Description of the task: Which lines run from the line with "Type out the text in this image." to the end of the entries? Write out exactly those, leaving out the pictures.

Input material:
------------------------------------------------

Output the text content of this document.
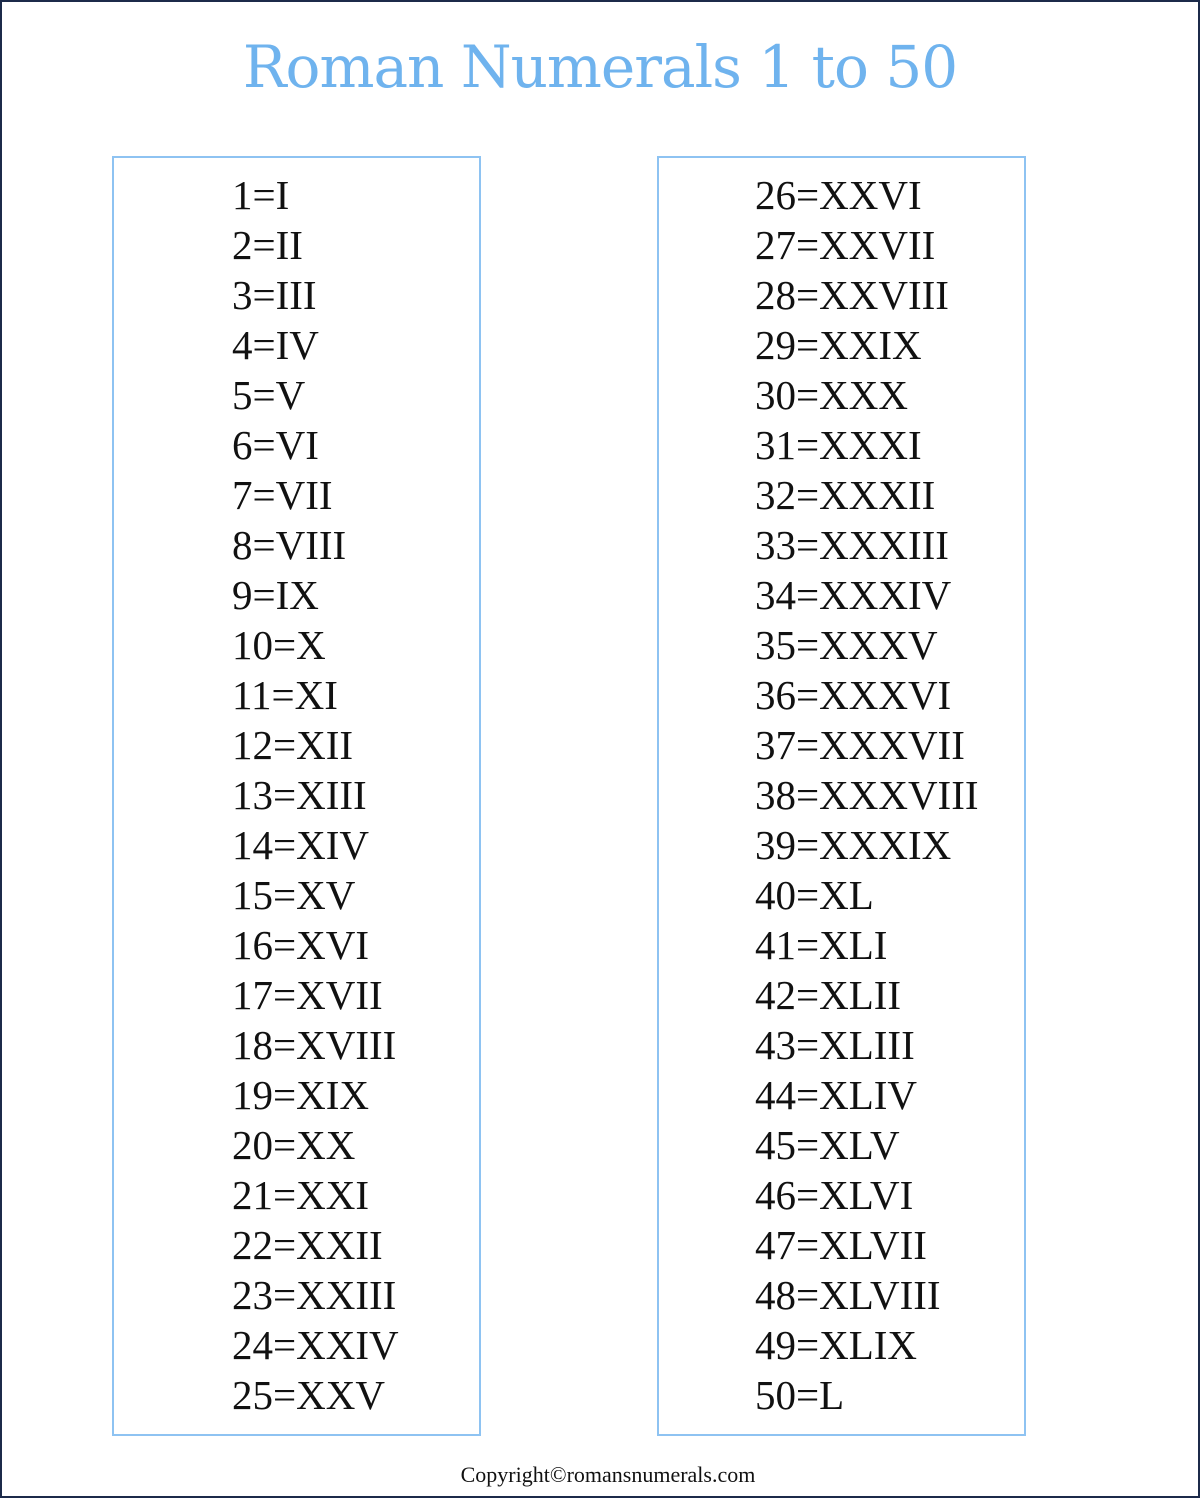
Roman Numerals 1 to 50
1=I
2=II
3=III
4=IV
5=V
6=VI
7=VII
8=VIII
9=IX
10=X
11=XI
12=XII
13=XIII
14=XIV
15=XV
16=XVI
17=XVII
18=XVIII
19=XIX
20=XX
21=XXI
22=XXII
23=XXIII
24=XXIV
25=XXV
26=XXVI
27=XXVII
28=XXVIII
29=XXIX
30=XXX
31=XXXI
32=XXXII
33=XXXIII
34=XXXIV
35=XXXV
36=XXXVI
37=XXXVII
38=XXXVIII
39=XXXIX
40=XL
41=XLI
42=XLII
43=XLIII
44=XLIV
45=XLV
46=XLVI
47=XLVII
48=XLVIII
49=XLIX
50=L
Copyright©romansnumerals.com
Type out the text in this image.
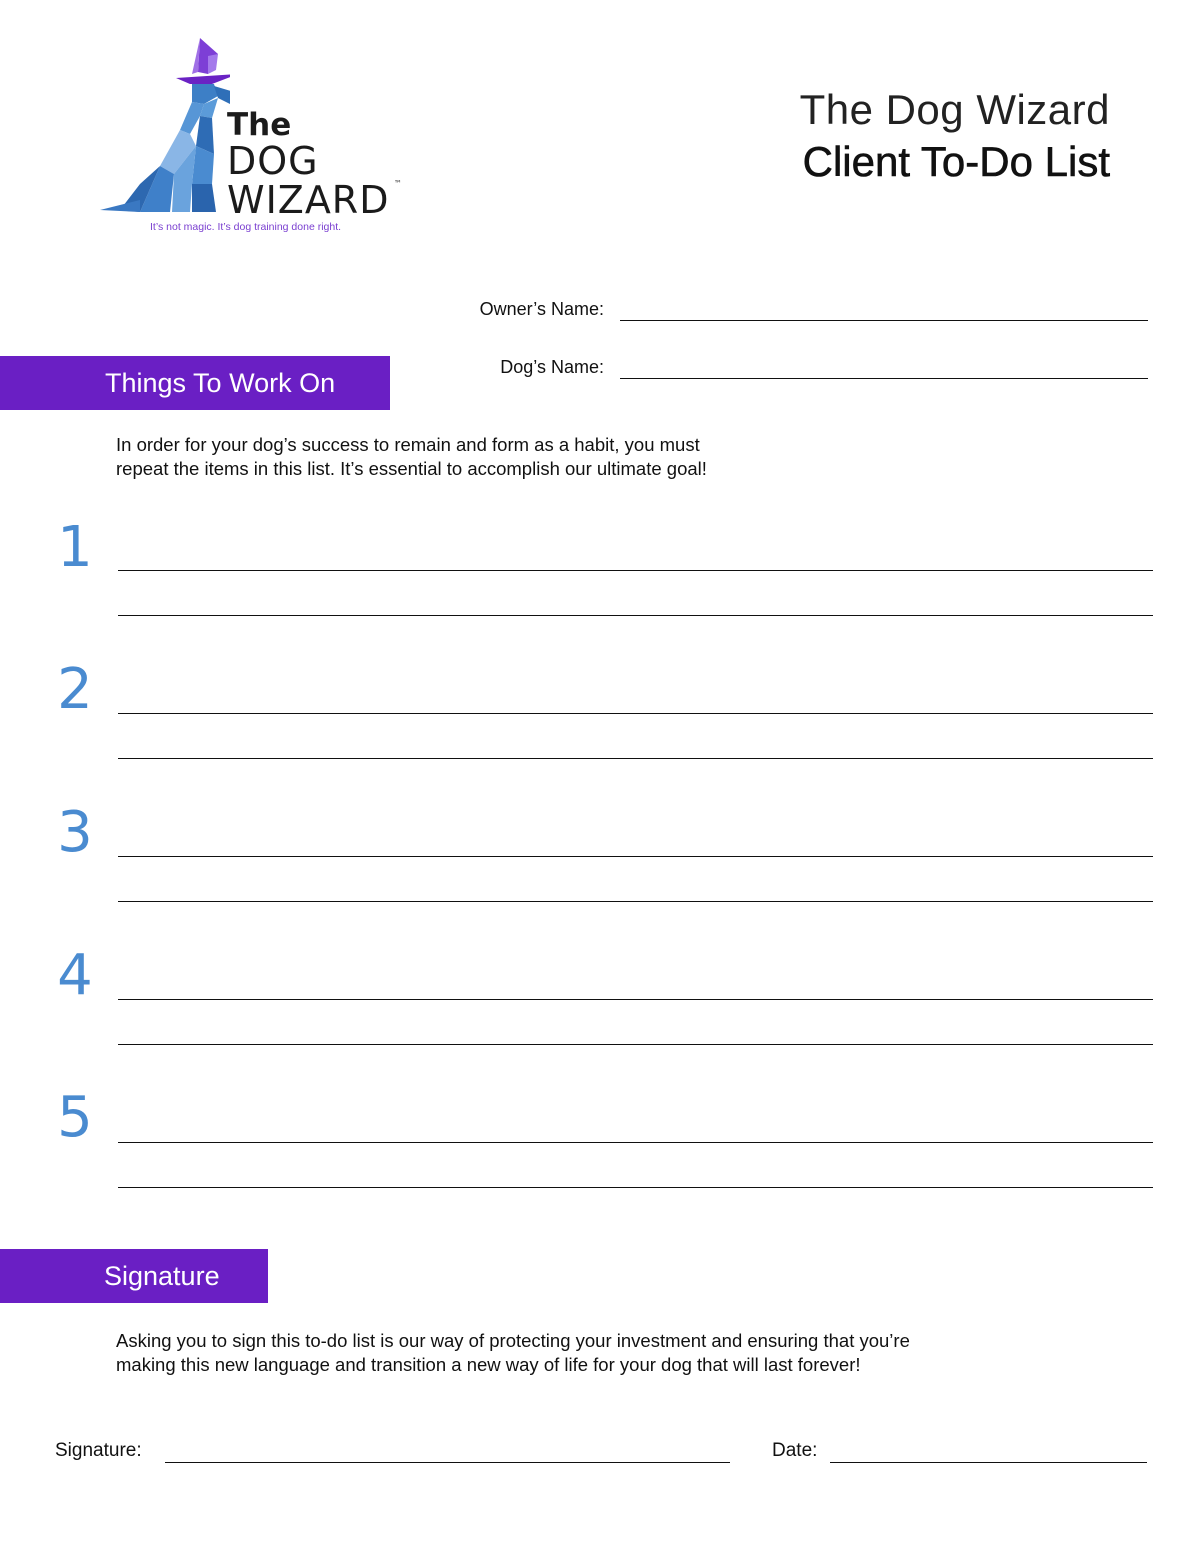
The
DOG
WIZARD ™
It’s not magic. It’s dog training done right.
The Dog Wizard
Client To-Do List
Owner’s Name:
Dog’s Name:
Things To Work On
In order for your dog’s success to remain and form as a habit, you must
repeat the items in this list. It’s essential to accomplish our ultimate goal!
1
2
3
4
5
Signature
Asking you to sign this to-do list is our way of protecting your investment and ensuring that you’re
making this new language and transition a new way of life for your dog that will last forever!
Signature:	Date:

------------------------------------------------

Task answer:
Type out the text in this image.
The
DOG
WIZARD ™
It’s not magic. It’s dog training done right.
The Dog Wizard
Client To-Do List
Owner’s Name:
Dog’s Name:
Things To Work On
In order for your dog’s success to remain and form as a habit, you must
repeat the items in this list. It’s essential to accomplish our ultimate goal!
1
2
3
4
5
Signature
Asking you to sign this to-do list is our way of protecting your investment and ensuring that you’re
making this new language and transition a new way of life for your dog that will last forever!
Signature:	Date:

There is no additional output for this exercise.